- **WRITTEN INSTRUCTION**
From the listing below, extract each line containing the string "JSON".

- **RECORDS PROVIDED**
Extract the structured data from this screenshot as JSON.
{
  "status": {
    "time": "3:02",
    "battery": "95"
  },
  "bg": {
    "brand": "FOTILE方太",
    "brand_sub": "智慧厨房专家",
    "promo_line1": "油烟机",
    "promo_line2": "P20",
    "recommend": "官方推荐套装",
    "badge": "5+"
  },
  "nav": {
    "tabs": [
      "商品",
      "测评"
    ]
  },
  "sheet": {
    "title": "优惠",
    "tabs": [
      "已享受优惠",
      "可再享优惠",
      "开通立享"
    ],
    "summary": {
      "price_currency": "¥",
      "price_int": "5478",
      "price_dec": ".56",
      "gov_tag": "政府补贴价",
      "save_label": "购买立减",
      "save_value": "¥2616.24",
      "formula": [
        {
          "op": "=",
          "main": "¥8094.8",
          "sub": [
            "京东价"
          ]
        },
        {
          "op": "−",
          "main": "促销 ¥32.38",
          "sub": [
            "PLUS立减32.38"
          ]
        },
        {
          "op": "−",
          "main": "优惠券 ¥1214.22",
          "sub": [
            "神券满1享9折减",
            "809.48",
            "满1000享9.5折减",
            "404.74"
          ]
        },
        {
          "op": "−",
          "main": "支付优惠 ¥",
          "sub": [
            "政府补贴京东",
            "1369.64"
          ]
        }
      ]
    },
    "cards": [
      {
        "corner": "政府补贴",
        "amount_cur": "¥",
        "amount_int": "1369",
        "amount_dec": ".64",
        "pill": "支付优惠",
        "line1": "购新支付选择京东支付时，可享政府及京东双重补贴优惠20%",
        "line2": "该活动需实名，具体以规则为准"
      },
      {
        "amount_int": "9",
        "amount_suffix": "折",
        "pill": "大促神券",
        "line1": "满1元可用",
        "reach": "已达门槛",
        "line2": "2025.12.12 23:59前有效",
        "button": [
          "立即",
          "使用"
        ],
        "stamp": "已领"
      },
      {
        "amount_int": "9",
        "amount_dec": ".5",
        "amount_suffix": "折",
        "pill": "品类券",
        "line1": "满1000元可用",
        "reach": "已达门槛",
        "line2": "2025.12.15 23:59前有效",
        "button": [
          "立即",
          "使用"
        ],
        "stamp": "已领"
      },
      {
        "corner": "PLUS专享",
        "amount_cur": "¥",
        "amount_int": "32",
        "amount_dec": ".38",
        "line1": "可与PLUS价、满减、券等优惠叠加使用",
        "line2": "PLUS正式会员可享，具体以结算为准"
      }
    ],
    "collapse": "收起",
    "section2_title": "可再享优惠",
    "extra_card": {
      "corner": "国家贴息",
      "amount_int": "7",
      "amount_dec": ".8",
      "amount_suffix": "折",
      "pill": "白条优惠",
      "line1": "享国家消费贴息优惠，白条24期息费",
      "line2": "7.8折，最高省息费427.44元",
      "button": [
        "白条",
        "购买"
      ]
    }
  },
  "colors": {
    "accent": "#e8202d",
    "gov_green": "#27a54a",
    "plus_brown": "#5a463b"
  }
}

==

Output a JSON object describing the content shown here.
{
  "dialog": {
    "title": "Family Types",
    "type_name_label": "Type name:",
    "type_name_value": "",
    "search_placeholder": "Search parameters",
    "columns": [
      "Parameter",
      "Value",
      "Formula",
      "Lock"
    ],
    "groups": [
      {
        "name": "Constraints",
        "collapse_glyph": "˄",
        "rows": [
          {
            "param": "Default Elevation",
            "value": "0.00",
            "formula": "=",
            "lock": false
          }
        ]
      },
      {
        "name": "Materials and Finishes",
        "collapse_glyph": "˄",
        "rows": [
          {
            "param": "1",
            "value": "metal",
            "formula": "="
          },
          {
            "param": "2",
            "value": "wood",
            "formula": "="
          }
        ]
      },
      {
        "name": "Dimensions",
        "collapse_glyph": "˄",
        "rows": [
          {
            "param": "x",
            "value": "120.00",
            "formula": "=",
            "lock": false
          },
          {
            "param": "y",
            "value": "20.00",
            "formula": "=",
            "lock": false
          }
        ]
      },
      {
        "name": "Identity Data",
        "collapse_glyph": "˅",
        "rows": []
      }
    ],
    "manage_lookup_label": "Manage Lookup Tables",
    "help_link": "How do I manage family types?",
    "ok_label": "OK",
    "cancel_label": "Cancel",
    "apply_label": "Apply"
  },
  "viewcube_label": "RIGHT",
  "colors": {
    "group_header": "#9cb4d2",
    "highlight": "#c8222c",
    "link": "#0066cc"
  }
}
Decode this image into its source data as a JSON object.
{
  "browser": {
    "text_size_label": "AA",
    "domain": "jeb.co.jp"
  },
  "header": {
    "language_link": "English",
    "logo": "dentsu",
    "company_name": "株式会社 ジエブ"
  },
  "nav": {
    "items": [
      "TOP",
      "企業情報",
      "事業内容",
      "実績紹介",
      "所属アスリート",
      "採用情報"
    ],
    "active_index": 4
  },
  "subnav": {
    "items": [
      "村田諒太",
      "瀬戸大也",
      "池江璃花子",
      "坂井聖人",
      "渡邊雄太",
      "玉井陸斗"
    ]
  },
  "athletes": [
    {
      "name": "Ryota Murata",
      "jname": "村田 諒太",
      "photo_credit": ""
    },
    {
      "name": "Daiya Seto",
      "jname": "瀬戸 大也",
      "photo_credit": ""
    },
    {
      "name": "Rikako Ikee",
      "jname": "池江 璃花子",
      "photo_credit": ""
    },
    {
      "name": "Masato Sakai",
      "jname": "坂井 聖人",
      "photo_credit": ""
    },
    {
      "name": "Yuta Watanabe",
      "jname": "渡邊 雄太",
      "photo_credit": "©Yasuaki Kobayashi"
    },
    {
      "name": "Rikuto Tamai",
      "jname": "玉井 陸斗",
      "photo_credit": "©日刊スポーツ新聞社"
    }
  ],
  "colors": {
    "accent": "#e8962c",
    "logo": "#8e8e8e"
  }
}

- **CORRECT RESULT**
Extract the structured data from this screenshot as JSON.
Output a JSON object describing the content shown here.
Decode this image into its source data as a JSON object.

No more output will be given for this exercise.